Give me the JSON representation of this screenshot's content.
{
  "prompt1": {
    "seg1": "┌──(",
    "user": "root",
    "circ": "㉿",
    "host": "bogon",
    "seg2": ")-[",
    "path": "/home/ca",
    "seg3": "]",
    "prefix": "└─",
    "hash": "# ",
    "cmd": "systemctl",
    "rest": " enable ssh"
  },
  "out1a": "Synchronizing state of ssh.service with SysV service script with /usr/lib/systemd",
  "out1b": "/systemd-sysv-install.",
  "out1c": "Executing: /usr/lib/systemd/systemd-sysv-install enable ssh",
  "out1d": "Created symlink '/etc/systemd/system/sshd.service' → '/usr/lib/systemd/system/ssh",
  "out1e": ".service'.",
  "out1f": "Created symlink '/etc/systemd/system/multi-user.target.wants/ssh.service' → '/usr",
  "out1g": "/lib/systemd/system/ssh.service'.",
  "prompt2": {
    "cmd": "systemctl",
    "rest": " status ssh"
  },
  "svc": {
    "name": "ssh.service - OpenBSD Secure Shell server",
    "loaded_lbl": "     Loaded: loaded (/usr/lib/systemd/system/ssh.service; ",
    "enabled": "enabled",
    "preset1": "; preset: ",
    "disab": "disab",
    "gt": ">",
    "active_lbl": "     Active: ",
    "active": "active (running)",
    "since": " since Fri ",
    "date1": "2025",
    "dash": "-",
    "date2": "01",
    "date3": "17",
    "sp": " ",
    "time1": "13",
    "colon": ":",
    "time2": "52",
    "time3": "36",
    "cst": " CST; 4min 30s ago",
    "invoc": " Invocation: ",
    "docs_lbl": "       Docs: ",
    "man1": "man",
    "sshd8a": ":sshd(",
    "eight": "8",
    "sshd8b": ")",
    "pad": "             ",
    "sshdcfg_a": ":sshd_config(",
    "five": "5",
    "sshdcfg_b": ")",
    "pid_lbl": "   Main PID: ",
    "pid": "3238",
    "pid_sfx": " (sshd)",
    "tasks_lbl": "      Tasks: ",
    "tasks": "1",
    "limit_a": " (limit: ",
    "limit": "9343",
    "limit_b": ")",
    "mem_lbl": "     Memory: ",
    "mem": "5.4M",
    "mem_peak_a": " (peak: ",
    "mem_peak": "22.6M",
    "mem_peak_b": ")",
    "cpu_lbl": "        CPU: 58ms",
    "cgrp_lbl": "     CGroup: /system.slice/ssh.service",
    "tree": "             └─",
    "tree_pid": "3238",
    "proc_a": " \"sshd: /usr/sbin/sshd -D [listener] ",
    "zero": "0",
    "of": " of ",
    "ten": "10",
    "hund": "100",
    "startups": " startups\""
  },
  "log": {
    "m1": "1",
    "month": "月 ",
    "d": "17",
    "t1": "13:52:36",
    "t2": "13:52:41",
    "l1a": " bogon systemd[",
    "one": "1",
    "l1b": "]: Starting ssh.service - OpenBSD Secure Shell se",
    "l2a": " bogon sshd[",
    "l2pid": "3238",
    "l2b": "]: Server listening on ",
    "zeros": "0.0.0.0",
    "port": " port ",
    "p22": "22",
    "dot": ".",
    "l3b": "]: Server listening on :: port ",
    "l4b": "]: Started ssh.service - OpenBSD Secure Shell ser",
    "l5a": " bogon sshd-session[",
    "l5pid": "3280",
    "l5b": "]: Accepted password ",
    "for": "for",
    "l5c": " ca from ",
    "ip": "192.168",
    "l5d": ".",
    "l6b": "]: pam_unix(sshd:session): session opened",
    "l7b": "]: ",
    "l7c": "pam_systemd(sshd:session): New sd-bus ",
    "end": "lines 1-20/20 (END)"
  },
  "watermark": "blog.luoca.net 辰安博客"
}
------------------------------------
■ **TASK TO CARRY OUT**: Transcribe the entire listing above precisely.

■ **TASK ANSWER**:
Give me the JSON representation of this screenshot's content.
{
  "prompt1": {
    "seg1": "┌──(",
    "user": "root",
    "circ": "㉿",
    "host": "bogon",
    "seg2": ")-[",
    "path": "/home/ca",
    "seg3": "]",
    "prefix": "└─",
    "hash": "# ",
    "cmd": "systemctl",
    "rest": " enable ssh"
  },
  "out1a": "Synchronizing state of ssh.service with SysV service script with /usr/lib/systemd",
  "out1b": "/systemd-sysv-install.",
  "out1c": "Executing: /usr/lib/systemd/systemd-sysv-install enable ssh",
  "out1d": "Created symlink '/etc/systemd/system/sshd.service' → '/usr/lib/systemd/system/ssh",
  "out1e": ".service'.",
  "out1f": "Created symlink '/etc/systemd/system/multi-user.target.wants/ssh.service' → '/usr",
  "out1g": "/lib/systemd/system/ssh.service'.",
  "prompt2": {
    "cmd": "systemctl",
    "rest": " status ssh"
  },
  "svc": {
    "name": "ssh.service - OpenBSD Secure Shell server",
    "loaded_lbl": "     Loaded: loaded (/usr/lib/systemd/system/ssh.service; ",
    "enabled": "enabled",
    "preset1": "; preset: ",
    "disab": "disab",
    "gt": ">",
    "active_lbl": "     Active: ",
    "active": "active (running)",
    "since": " since Fri ",
    "date1": "2025",
    "dash": "-",
    "date2": "01",
    "date3": "17",
    "sp": " ",
    "time1": "13",
    "colon": ":",
    "time2": "52",
    "time3": "36",
    "cst": " CST; 4min 30s ago",
    "invoc": " Invocation: ",
    "docs_lbl": "       Docs: ",
    "man1": "man",
    "sshd8a": ":sshd(",
    "eight": "8",
    "sshd8b": ")",
    "pad": "             ",
    "sshdcfg_a": ":sshd_config(",
    "five": "5",
    "sshdcfg_b": ")",
    "pid_lbl": "   Main PID: ",
    "pid": "3238",
    "pid_sfx": " (sshd)",
    "tasks_lbl": "      Tasks: ",
    "tasks": "1",
    "limit_a": " (limit: ",
    "limit": "9343",
    "limit_b": ")",
    "mem_lbl": "     Memory: ",
    "mem": "5.4M",
    "mem_peak_a": " (peak: ",
    "mem_peak": "22.6M",
    "mem_peak_b": ")",
    "cpu_lbl": "        CPU: 58ms",
    "cgrp_lbl": "     CGroup: /system.slice/ssh.service",
    "tree": "             └─",
    "tree_pid": "3238",
    "proc_a": " \"sshd: /usr/sbin/sshd -D [listener] ",
    "zero": "0",
    "of": " of ",
    "ten": "10",
    "hund": "100",
    "startups": " startups\""
  },
  "log": {
    "m1": "1",
    "month": "月 ",
    "d": "17",
    "t1": "13:52:36",
    "t2": "13:52:41",
    "l1a": " bogon systemd[",
    "one": "1",
    "l1b": "]: Starting ssh.service - OpenBSD Secure Shell se",
    "l2a": " bogon sshd[",
    "l2pid": "3238",
    "l2b": "]: Server listening on ",
    "zeros": "0.0.0.0",
    "port": " port ",
    "p22": "22",
    "dot": ".",
    "l3b": "]: Server listening on :: port ",
    "l4b": "]: Started ssh.service - OpenBSD Secure Shell ser",
    "l5a": " bogon sshd-session[",
    "l5pid": "3280",
    "l5b": "]: Accepted password ",
    "for": "for",
    "l5c": " ca from ",
    "ip": "192.168",
    "l5d": ".",
    "l6b": "]: pam_unix(sshd:session): session opened",
    "l7b": "]: ",
    "l7c": "pam_systemd(sshd:session): New sd-bus ",
    "end": "lines 1-20/20 (END)"
  },
  "watermark": "blog.luoca.net 辰安博客"
}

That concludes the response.